* [TASK TO COMPLETE] Read the material below. Count the lines containing "your" and give that count alone.

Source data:

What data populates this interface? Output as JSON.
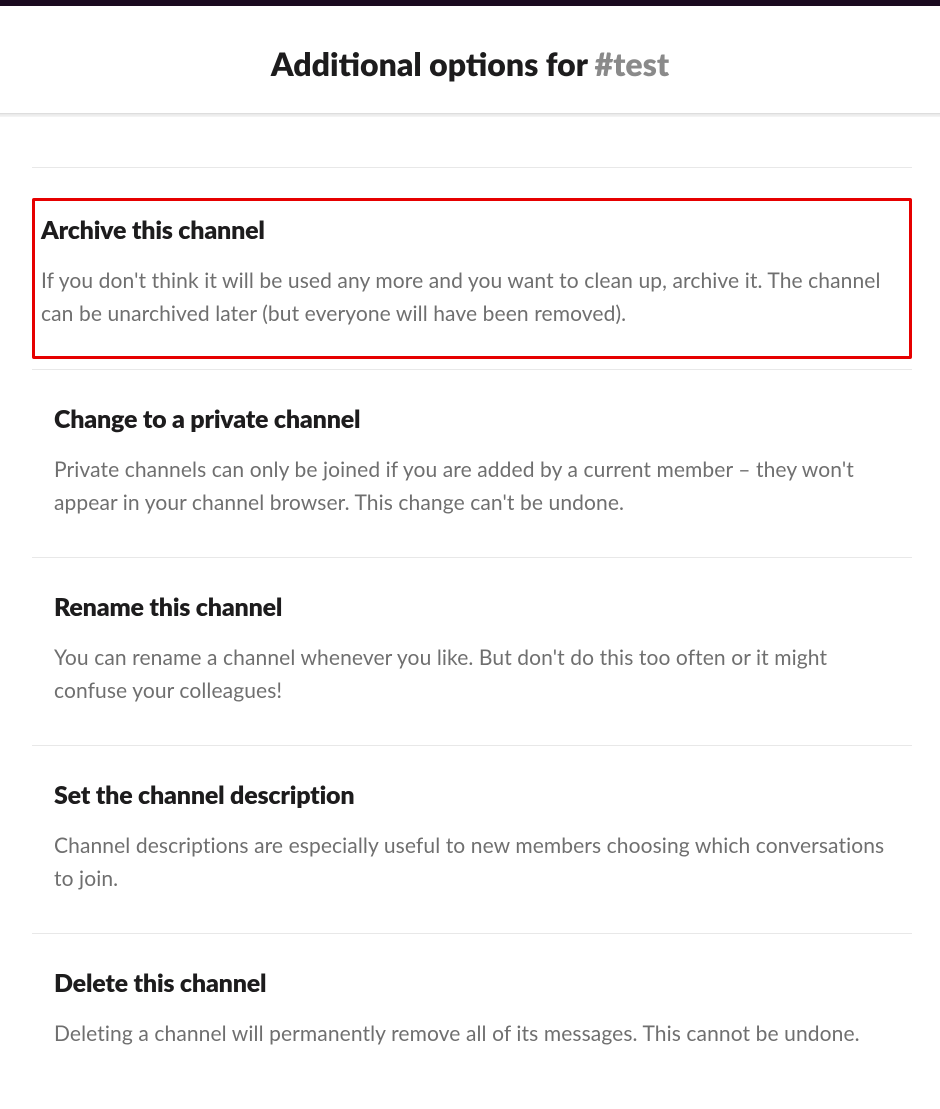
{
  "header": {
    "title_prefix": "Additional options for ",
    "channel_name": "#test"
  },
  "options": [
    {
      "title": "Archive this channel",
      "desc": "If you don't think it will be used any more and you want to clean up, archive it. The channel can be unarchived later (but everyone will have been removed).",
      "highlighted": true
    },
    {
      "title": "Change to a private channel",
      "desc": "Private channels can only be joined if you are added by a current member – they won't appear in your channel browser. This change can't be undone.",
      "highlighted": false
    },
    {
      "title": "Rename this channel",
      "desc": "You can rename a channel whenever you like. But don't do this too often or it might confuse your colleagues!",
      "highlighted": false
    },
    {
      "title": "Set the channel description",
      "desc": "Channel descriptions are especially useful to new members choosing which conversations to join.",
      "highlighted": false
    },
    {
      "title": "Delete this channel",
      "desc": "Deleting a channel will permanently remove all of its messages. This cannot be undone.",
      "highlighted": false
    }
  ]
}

* [ANSWER TO THE TASK] 2